* _Set problem_: Report, as a bare number, how many lines contain the string "JSON".

* _Rows_:
***

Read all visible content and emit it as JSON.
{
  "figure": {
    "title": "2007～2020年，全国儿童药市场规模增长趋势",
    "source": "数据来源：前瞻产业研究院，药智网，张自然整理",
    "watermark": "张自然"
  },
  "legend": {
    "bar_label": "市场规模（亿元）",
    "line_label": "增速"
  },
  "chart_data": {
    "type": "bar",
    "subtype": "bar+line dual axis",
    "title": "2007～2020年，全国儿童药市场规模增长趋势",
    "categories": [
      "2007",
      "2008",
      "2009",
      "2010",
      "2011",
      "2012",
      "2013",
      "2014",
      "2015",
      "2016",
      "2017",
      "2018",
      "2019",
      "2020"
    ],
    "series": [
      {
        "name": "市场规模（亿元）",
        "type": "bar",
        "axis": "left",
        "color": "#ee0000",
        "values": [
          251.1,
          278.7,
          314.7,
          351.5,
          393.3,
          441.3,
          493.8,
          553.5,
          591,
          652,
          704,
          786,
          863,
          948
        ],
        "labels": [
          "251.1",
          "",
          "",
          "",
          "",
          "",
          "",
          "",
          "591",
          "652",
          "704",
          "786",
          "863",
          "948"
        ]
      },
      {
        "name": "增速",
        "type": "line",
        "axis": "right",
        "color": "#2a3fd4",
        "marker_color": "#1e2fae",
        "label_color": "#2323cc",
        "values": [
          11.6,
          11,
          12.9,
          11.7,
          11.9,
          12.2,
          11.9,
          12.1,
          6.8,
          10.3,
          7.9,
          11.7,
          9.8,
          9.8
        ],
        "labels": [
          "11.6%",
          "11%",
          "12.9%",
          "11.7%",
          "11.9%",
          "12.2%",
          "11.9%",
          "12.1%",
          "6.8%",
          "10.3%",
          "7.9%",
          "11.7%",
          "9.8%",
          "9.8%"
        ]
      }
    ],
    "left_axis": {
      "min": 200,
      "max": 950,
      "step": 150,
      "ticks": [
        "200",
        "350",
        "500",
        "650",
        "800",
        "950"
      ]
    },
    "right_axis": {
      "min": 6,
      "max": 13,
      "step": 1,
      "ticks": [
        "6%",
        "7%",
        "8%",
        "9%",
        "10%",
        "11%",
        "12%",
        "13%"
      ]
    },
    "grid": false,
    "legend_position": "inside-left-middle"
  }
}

***

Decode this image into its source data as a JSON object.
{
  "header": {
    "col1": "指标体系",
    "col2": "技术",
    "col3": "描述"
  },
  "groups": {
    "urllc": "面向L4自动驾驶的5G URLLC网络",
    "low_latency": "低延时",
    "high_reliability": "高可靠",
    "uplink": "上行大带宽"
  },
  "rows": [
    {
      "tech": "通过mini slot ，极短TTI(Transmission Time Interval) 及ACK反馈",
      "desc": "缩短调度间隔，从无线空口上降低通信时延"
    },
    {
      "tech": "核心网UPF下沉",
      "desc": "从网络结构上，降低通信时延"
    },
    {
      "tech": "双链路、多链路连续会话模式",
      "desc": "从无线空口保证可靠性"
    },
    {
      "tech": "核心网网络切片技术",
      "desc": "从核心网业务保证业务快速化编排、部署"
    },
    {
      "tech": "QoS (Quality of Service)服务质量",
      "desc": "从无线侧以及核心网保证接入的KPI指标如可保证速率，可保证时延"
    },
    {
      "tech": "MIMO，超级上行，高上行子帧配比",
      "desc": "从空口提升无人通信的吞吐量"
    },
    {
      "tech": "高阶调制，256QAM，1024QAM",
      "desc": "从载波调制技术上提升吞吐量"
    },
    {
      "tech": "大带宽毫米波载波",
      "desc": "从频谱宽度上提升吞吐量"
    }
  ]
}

***

* _Complete answer_: 2